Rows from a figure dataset
— Start —

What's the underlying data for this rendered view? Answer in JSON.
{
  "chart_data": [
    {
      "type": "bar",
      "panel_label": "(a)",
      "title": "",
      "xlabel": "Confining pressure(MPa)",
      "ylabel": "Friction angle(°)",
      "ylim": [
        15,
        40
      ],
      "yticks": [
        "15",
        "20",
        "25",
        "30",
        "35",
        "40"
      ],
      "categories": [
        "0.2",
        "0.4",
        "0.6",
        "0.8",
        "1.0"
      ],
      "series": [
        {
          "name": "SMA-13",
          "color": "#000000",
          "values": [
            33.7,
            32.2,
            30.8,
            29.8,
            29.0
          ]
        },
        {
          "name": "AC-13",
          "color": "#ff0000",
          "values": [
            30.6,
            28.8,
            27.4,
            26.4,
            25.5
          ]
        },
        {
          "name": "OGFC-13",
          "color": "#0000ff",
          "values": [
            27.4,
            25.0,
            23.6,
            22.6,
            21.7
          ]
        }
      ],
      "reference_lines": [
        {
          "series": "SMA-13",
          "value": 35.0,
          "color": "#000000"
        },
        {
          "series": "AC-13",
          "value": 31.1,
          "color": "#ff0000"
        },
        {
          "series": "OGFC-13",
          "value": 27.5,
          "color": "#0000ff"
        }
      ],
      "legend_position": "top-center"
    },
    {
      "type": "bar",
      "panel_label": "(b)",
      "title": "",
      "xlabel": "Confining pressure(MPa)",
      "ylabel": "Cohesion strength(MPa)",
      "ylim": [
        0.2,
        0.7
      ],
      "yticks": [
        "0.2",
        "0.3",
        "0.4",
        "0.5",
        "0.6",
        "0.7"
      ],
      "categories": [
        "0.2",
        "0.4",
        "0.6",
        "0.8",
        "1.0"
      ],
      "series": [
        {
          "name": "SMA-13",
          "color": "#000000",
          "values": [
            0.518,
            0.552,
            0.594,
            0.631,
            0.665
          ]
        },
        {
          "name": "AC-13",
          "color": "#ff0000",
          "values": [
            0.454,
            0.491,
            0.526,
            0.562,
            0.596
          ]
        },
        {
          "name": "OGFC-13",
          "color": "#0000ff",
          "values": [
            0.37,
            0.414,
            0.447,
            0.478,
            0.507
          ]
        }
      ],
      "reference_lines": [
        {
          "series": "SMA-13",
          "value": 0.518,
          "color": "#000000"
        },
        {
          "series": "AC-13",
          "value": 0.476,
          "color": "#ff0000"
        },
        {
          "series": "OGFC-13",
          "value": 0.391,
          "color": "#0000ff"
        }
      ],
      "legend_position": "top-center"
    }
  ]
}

— End —

GOAL OF THE EXERCISE: Transcribe all of the material exactly. Omit nothing.

EXPECTED OUTPUT:
What's the underlying data for this rendered view? Answer in JSON.
{
  "chart_data": [
    {
      "type": "bar",
      "panel_label": "(a)",
      "title": "",
      "xlabel": "Confining pressure(MPa)",
      "ylabel": "Friction angle(°)",
      "ylim": [
        15,
        40
      ],
      "yticks": [
        "15",
        "20",
        "25",
        "30",
        "35",
        "40"
      ],
      "categories": [
        "0.2",
        "0.4",
        "0.6",
        "0.8",
        "1.0"
      ],
      "series": [
        {
          "name": "SMA-13",
          "color": "#000000",
          "values": [
            33.7,
            32.2,
            30.8,
            29.8,
            29.0
          ]
        },
        {
          "name": "AC-13",
          "color": "#ff0000",
          "values": [
            30.6,
            28.8,
            27.4,
            26.4,
            25.5
          ]
        },
        {
          "name": "OGFC-13",
          "color": "#0000ff",
          "values": [
            27.4,
            25.0,
            23.6,
            22.6,
            21.7
          ]
        }
      ],
      "reference_lines": [
        {
          "series": "SMA-13",
          "value": 35.0,
          "color": "#000000"
        },
        {
          "series": "AC-13",
          "value": 31.1,
          "color": "#ff0000"
        },
        {
          "series": "OGFC-13",
          "value": 27.5,
          "color": "#0000ff"
        }
      ],
      "legend_position": "top-center"
    },
    {
      "type": "bar",
      "panel_label": "(b)",
      "title": "",
      "xlabel": "Confining pressure(MPa)",
      "ylabel": "Cohesion strength(MPa)",
      "ylim": [
        0.2,
        0.7
      ],
      "yticks": [
        "0.2",
        "0.3",
        "0.4",
        "0.5",
        "0.6",
        "0.7"
      ],
      "categories": [
        "0.2",
        "0.4",
        "0.6",
        "0.8",
        "1.0"
      ],
      "series": [
        {
          "name": "SMA-13",
          "color": "#000000",
          "values": [
            0.518,
            0.552,
            0.594,
            0.631,
            0.665
          ]
        },
        {
          "name": "AC-13",
          "color": "#ff0000",
          "values": [
            0.454,
            0.491,
            0.526,
            0.562,
            0.596
          ]
        },
        {
          "name": "OGFC-13",
          "color": "#0000ff",
          "values": [
            0.37,
            0.414,
            0.447,
            0.478,
            0.507
          ]
        }
      ],
      "reference_lines": [
        {
          "series": "SMA-13",
          "value": 0.518,
          "color": "#000000"
        },
        {
          "series": "AC-13",
          "value": 0.476,
          "color": "#ff0000"
        },
        {
          "series": "OGFC-13",
          "value": 0.391,
          "color": "#0000ff"
        }
      ],
      "legend_position": "top-center"
    }
  ]
}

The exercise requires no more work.